Data entries ::
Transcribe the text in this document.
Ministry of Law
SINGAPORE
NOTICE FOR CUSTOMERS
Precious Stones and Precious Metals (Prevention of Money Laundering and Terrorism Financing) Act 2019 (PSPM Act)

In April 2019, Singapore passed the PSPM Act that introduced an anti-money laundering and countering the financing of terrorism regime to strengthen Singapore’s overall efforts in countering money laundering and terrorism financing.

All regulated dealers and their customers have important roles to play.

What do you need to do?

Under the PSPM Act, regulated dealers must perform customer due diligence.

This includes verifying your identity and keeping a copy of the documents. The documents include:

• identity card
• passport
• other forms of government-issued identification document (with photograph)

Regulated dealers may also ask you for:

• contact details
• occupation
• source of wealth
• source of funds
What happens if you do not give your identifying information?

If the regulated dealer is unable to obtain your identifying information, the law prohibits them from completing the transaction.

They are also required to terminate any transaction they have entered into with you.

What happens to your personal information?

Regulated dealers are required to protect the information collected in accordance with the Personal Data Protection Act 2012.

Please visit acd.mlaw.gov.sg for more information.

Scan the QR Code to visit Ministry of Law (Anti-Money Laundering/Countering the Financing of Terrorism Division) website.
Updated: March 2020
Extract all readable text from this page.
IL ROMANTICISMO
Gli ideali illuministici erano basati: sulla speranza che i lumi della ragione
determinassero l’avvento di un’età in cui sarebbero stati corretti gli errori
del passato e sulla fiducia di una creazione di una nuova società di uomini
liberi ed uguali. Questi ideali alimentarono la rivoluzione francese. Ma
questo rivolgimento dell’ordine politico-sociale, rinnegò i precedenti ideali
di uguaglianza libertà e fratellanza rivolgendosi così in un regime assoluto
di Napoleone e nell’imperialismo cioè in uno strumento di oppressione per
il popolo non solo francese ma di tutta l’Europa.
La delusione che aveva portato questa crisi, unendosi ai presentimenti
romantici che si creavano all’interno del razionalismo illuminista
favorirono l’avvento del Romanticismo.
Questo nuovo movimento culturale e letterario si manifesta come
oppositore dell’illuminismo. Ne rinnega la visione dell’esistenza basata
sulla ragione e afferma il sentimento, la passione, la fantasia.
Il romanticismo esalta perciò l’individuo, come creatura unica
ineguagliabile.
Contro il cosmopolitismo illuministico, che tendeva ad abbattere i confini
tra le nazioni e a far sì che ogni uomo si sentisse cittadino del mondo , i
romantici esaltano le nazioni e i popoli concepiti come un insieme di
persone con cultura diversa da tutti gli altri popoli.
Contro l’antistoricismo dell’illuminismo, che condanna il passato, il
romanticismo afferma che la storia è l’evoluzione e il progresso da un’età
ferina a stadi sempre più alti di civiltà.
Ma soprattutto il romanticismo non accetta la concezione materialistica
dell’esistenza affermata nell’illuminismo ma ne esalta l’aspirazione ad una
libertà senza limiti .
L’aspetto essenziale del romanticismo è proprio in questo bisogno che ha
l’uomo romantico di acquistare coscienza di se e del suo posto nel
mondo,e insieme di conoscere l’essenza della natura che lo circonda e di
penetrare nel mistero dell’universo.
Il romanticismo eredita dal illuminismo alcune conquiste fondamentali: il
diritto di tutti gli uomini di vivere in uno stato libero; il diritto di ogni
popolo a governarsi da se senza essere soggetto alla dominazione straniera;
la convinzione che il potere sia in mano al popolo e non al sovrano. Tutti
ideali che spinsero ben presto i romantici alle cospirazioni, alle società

CHALLENGE :: Copy out all of the data exactly, leaving nothing out.

TASK ANSWER ::
Transcribe the text in this document.
Ministry of Law
SINGAPORE
NOTICE FOR CUSTOMERS
Precious Stones and Precious Metals (Prevention of Money Laundering and Terrorism Financing) Act 2019 (PSPM Act)

In April 2019, Singapore passed the PSPM Act that introduced an anti-money laundering and countering the financing of terrorism regime to strengthen Singapore’s overall efforts in countering money laundering and terrorism financing.

All regulated dealers and their customers have important roles to play.

What do you need to do?

Under the PSPM Act, regulated dealers must perform customer due diligence.

This includes verifying your identity and keeping a copy of the documents. The documents include:

• identity card
• passport
• other forms of government-issued identification document (with photograph)

Regulated dealers may also ask you for:

• contact details
• occupation
• source of wealth
• source of funds
What happens if you do not give your identifying information?

If the regulated dealer is unable to obtain your identifying information, the law prohibits them from completing the transaction.

They are also required to terminate any transaction they have entered into with you.

What happens to your personal information?

Regulated dealers are required to protect the information collected in accordance with the Personal Data Protection Act 2012.

Please visit acd.mlaw.gov.sg for more information.

Scan the QR Code to visit Ministry of Law (Anti-Money Laundering/Countering the Financing of Terrorism Division) website.
Updated: March 2020
Extract all readable text from this page.
IL ROMANTICISMO
Gli ideali illuministici erano basati: sulla speranza che i lumi della ragione
determinassero l’avvento di un’età in cui sarebbero stati corretti gli errori
del passato e sulla fiducia di una creazione di una nuova società di uomini
liberi ed uguali. Questi ideali alimentarono la rivoluzione francese. Ma
questo rivolgimento dell’ordine politico-sociale, rinnegò i precedenti ideali
di uguaglianza libertà e fratellanza rivolgendosi così in un regime assoluto
di Napoleone e nell’imperialismo cioè in uno strumento di oppressione per
il popolo non solo francese ma di tutta l’Europa.
La delusione che aveva portato questa crisi, unendosi ai presentimenti
romantici che si creavano all’interno del razionalismo illuminista
favorirono l’avvento del Romanticismo.
Questo nuovo movimento culturale e letterario si manifesta come
oppositore dell’illuminismo. Ne rinnega la visione dell’esistenza basata
sulla ragione e afferma il sentimento, la passione, la fantasia.
Il romanticismo esalta perciò l’individuo, come creatura unica
ineguagliabile.
Contro il cosmopolitismo illuministico, che tendeva ad abbattere i confini
tra le nazioni e a far sì che ogni uomo si sentisse cittadino del mondo , i
romantici esaltano le nazioni e i popoli concepiti come un insieme di
persone con cultura diversa da tutti gli altri popoli.
Contro l’antistoricismo dell’illuminismo, che condanna il passato, il
romanticismo afferma che la storia è l’evoluzione e il progresso da un’età
ferina a stadi sempre più alti di civiltà.
Ma soprattutto il romanticismo non accetta la concezione materialistica
dell’esistenza affermata nell’illuminismo ma ne esalta l’aspirazione ad una
libertà senza limiti .
L’aspetto essenziale del romanticismo è proprio in questo bisogno che ha
l’uomo romantico di acquistare coscienza di se e del suo posto nel
mondo,e insieme di conoscere l’essenza della natura che lo circonda e di
penetrare nel mistero dell’universo.
Il romanticismo eredita dal illuminismo alcune conquiste fondamentali: il
diritto di tutti gli uomini di vivere in uno stato libero; il diritto di ogni
popolo a governarsi da se senza essere soggetto alla dominazione straniera;
la convinzione che il potere sia in mano al popolo e non al sovrano. Tutti
ideali che spinsero ben presto i romantici alle cospirazioni, alle società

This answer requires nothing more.